Exercise description: Your task is to repeat the entries exactly. Leave the pictures out.

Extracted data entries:
—————

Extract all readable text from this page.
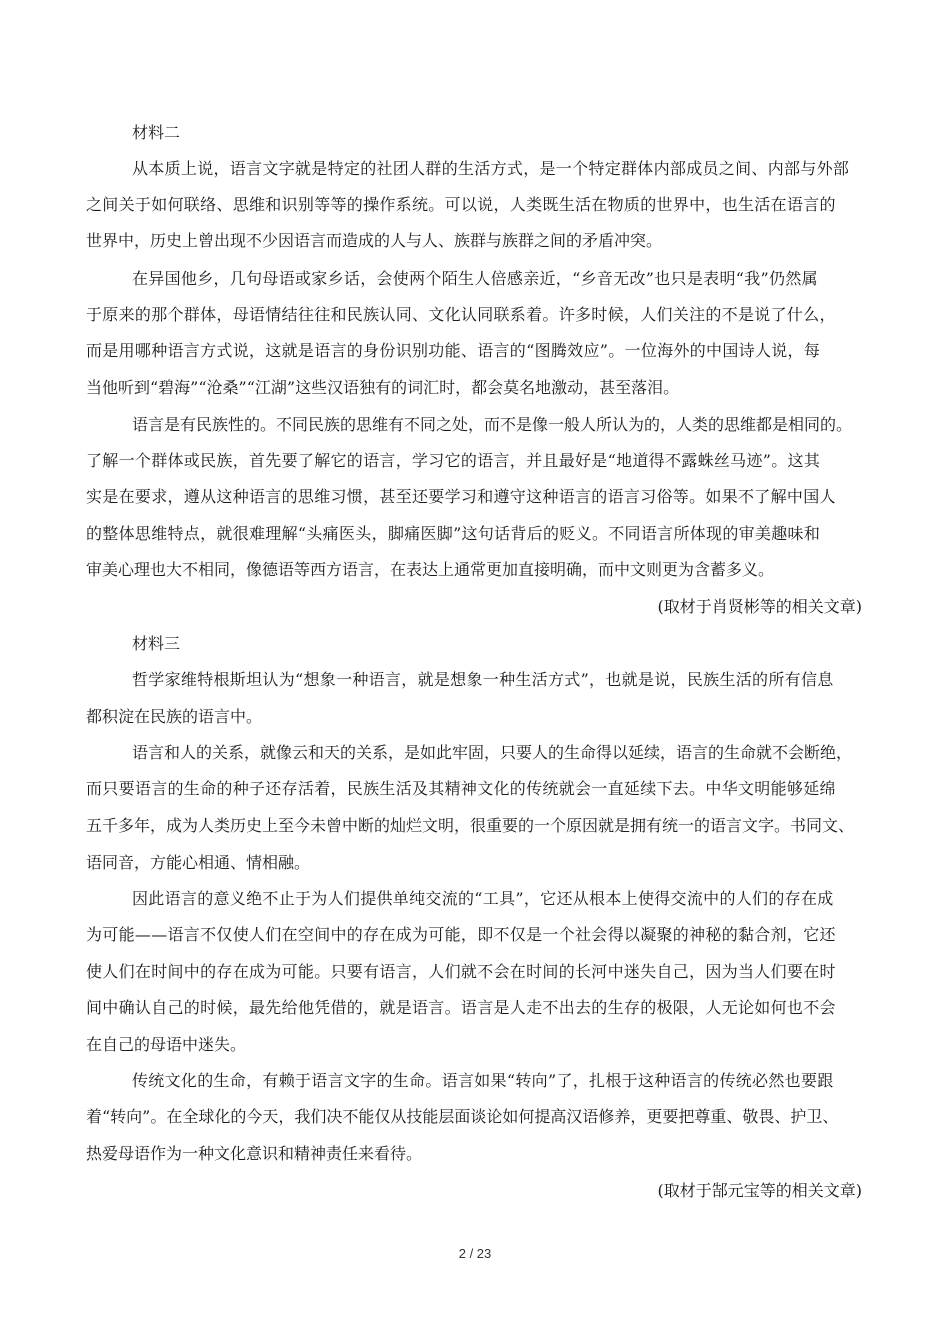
材料二
从本质上说，语言文字就是特定的社团人群的生活方式，是一个特定群体内部成员之间、内部与外部
之间关于如何联络、思维和识别等等的操作系统。可以说，人类既生活在物质的世界中，也生活在语言的
世界中，历史上曾出现不少因语言而造成的人与人、族群与族群之间的矛盾冲突。
在异国他乡，几句母语或家乡话，会使两个陌生人倍感亲近，“乡音无改”也只是表明“我”仍然属
于原来的那个群体，母语情结往往和民族认同、文化认同联系着。许多时候，人们关注的不是说了什么，
而是用哪种语言方式说，这就是语言的身份识别功能、语言的“图腾效应”。一位海外的中国诗人说，每
当他听到“碧海”“沧桑”“江湖”这些汉语独有的词汇时，都会莫名地激动，甚至落泪。
语言是有民族性的。不同民族的思维有不同之处，而不是像一般人所认为的，人类的思维都是相同的。
了解一个群体或民族，首先要了解它的语言，学习它的语言，并且最好是“地道得不露蛛丝马迹”。这其
实是在要求，遵从这种语言的思维习惯，甚至还要学习和遵守这种语言的语言习俗等。如果不了解中国人
的整体思维特点，就很难理解“头痛医头，脚痛医脚”这句话背后的贬义。不同语言所体现的审美趣味和
审美心理也大不相同，像德语等西方语言，在表达上通常更加直接明确，而中文则更为含蓄多义。
(取材于肖贤彬等的相关文章)
材料三
哲学家维特根斯坦认为“想象一种语言，就是想象一种生活方式”，也就是说，民族生活的所有信息
都积淀在民族的语言中。
语言和人的关系，就像云和天的关系，是如此牢固，只要人的生命得以延续，语言的生命就不会断绝，
而只要语言的生命的种子还存活着，民族生活及其精神文化的传统就会一直延续下去。中华文明能够延绵
五千多年，成为人类历史上至今未曾中断的灿烂文明，很重要的一个原因就是拥有统一的语言文字。书同文、
语同音，方能心相通、情相融。
因此语言的意义绝不止于为人们提供单纯交流的“工具”，它还从根本上使得交流中的人们的存在成
为可能——语言不仅使人们在空间中的存在成为可能，即不仅是一个社会得以凝聚的神秘的黏合剂，它还
使人们在时间中的存在成为可能。只要有语言，人们就不会在时间的长河中迷失自己，因为当人们要在时
间中确认自己的时候，最先给他凭借的，就是语言。语言是人走不出去的生存的极限，人无论如何也不会
在自己的母语中迷失。
传统文化的生命，有赖于语言文字的生命。语言如果“转向”了，扎根于这种语言的传统必然也要跟
着“转向”。在全球化的今天，我们决不能仅从技能层面谈论如何提高汉语修养，更要把尊重、敬畏、护卫、
热爱母语作为一种文化意识和精神责任来看待。
(取材于郜元宝等的相关文章)
2 / 23
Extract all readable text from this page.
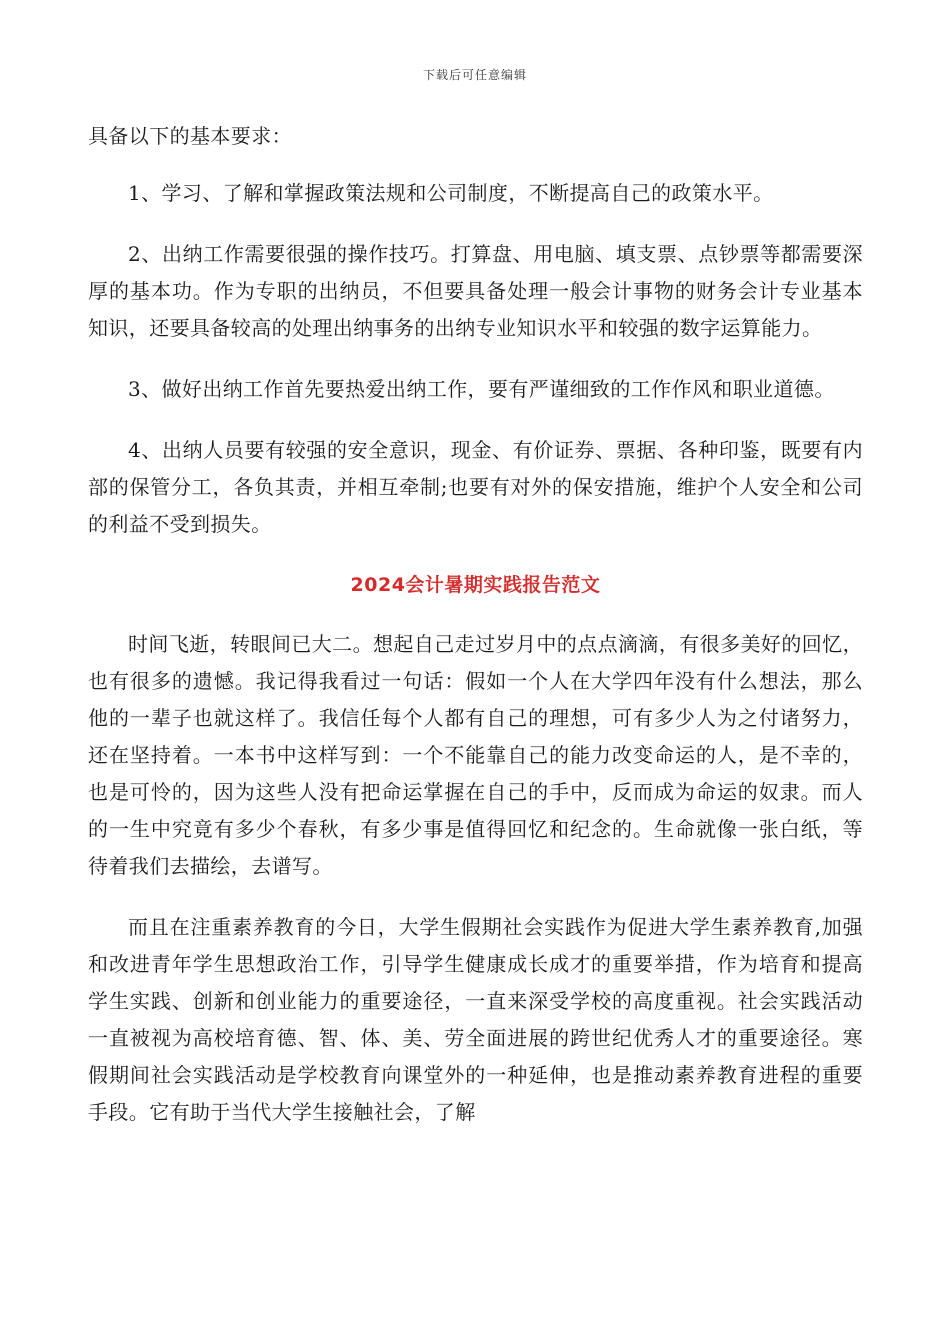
下载后可任意编辑

具备以下的基本要求：

1、学习、了解和掌握政策法规和公司制度，不断提高自己的政策水平。

2、出纳工作需要很强的操作技巧。打算盘、用电脑、填支票、点钞票等都需要深厚的基本功。作为专职的出纳员，不但要具备处理一般会计事物的财务会计专业基本知识，还要具备较高的处理出纳事务的出纳专业知识水平和较强的数字运算能力。

3、做好出纳工作首先要热爱出纳工作，要有严谨细致的工作作风和职业道德。

4、出纳人员要有较强的安全意识，现金、有价证券、票据、各种印鉴，既要有内部的保管分工，各负其责，并相互牵制;也要有对外的保安措施，维护个人安全和公司的利益不受到损失。

2024会计暑期实践报告范文

时间飞逝，转眼间已大二。想起自己走过岁月中的点点滴滴，有很多美好的回忆，也有很多的遗憾。我记得我看过一句话：假如一个人在大学四年没有什么想法，那么他的一辈子也就这样了。我信任每个人都有自己的理想，可有多少人为之付诸努力，还在坚持着。一本书中这样写到：一个不能靠自己的能力改变命运的人，是不幸的，也是可怜的，因为这些人没有把命运掌握在自己的手中，反而成为命运的奴隶。而人的一生中究竟有多少个春秋，有多少事是值得回忆和纪念的。生命就像一张白纸，等待着我们去描绘，去谱写。

而且在注重素养教育的今日，大学生假期社会实践作为促进大学生素养教育,加强和改进青年学生思想政治工作，引导学生健康成长成才的重要举措，作为培育和提高学生实践、创新和创业能力的重要途径，一直来深受学校的高度重视。社会实践活动一直被视为高校培育德、智、体、美、劳全面进展的跨世纪优秀人才的重要途径。寒假期间社会实践活动是学校教育向课堂外的一种延伸，也是推动素养教育进程的重要手段。它有助于当代大学生接触社会，了解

—————

Correct answer:
Extract all readable text from this page.
材料二
从本质上说，语言文字就是特定的社团人群的生活方式，是一个特定群体内部成员之间、内部与外部
之间关于如何联络、思维和识别等等的操作系统。可以说，人类既生活在物质的世界中，也生活在语言的
世界中，历史上曾出现不少因语言而造成的人与人、族群与族群之间的矛盾冲突。
在异国他乡，几句母语或家乡话，会使两个陌生人倍感亲近，“乡音无改”也只是表明“我”仍然属
于原来的那个群体，母语情结往往和民族认同、文化认同联系着。许多时候，人们关注的不是说了什么，
而是用哪种语言方式说，这就是语言的身份识别功能、语言的“图腾效应”。一位海外的中国诗人说，每
当他听到“碧海”“沧桑”“江湖”这些汉语独有的词汇时，都会莫名地激动，甚至落泪。
语言是有民族性的。不同民族的思维有不同之处，而不是像一般人所认为的，人类的思维都是相同的。
了解一个群体或民族，首先要了解它的语言，学习它的语言，并且最好是“地道得不露蛛丝马迹”。这其
实是在要求，遵从这种语言的思维习惯，甚至还要学习和遵守这种语言的语言习俗等。如果不了解中国人
的整体思维特点，就很难理解“头痛医头，脚痛医脚”这句话背后的贬义。不同语言所体现的审美趣味和
审美心理也大不相同，像德语等西方语言，在表达上通常更加直接明确，而中文则更为含蓄多义。
(取材于肖贤彬等的相关文章)
材料三
哲学家维特根斯坦认为“想象一种语言，就是想象一种生活方式”，也就是说，民族生活的所有信息
都积淀在民族的语言中。
语言和人的关系，就像云和天的关系，是如此牢固，只要人的生命得以延续，语言的生命就不会断绝，
而只要语言的生命的种子还存活着，民族生活及其精神文化的传统就会一直延续下去。中华文明能够延绵
五千多年，成为人类历史上至今未曾中断的灿烂文明，很重要的一个原因就是拥有统一的语言文字。书同文、
语同音，方能心相通、情相融。
因此语言的意义绝不止于为人们提供单纯交流的“工具”，它还从根本上使得交流中的人们的存在成
为可能——语言不仅使人们在空间中的存在成为可能，即不仅是一个社会得以凝聚的神秘的黏合剂，它还
使人们在时间中的存在成为可能。只要有语言，人们就不会在时间的长河中迷失自己，因为当人们要在时
间中确认自己的时候，最先给他凭借的，就是语言。语言是人走不出去的生存的极限，人无论如何也不会
在自己的母语中迷失。
传统文化的生命，有赖于语言文字的生命。语言如果“转向”了，扎根于这种语言的传统必然也要跟
着“转向”。在全球化的今天，我们决不能仅从技能层面谈论如何提高汉语修养，更要把尊重、敬畏、护卫、
热爱母语作为一种文化意识和精神责任来看待。
(取材于郜元宝等的相关文章)
2 / 23
Extract all readable text from this page.
下载后可任意编辑

具备以下的基本要求：

1、学习、了解和掌握政策法规和公司制度，不断提高自己的政策水平。

2、出纳工作需要很强的操作技巧。打算盘、用电脑、填支票、点钞票等都需要深厚的基本功。作为专职的出纳员，不但要具备处理一般会计事物的财务会计专业基本知识，还要具备较高的处理出纳事务的出纳专业知识水平和较强的数字运算能力。

3、做好出纳工作首先要热爱出纳工作，要有严谨细致的工作作风和职业道德。

4、出纳人员要有较强的安全意识，现金、有价证券、票据、各种印鉴，既要有内部的保管分工，各负其责，并相互牵制;也要有对外的保安措施，维护个人安全和公司的利益不受到损失。

2024会计暑期实践报告范文

时间飞逝，转眼间已大二。想起自己走过岁月中的点点滴滴，有很多美好的回忆，也有很多的遗憾。我记得我看过一句话：假如一个人在大学四年没有什么想法，那么他的一辈子也就这样了。我信任每个人都有自己的理想，可有多少人为之付诸努力，还在坚持着。一本书中这样写到：一个不能靠自己的能力改变命运的人，是不幸的，也是可怜的，因为这些人没有把命运掌握在自己的手中，反而成为命运的奴隶。而人的一生中究竟有多少个春秋，有多少事是值得回忆和纪念的。生命就像一张白纸，等待着我们去描绘，去谱写。

而且在注重素养教育的今日，大学生假期社会实践作为促进大学生素养教育,加强和改进青年学生思想政治工作，引导学生健康成长成才的重要举措，作为培育和提高学生实践、创新和创业能力的重要途径，一直来深受学校的高度重视。社会实践活动一直被视为高校培育德、智、体、美、劳全面进展的跨世纪优秀人才的重要途径。寒假期间社会实践活动是学校教育向课堂外的一种延伸，也是推动素养教育进程的重要手段。它有助于当代大学生接触社会，了解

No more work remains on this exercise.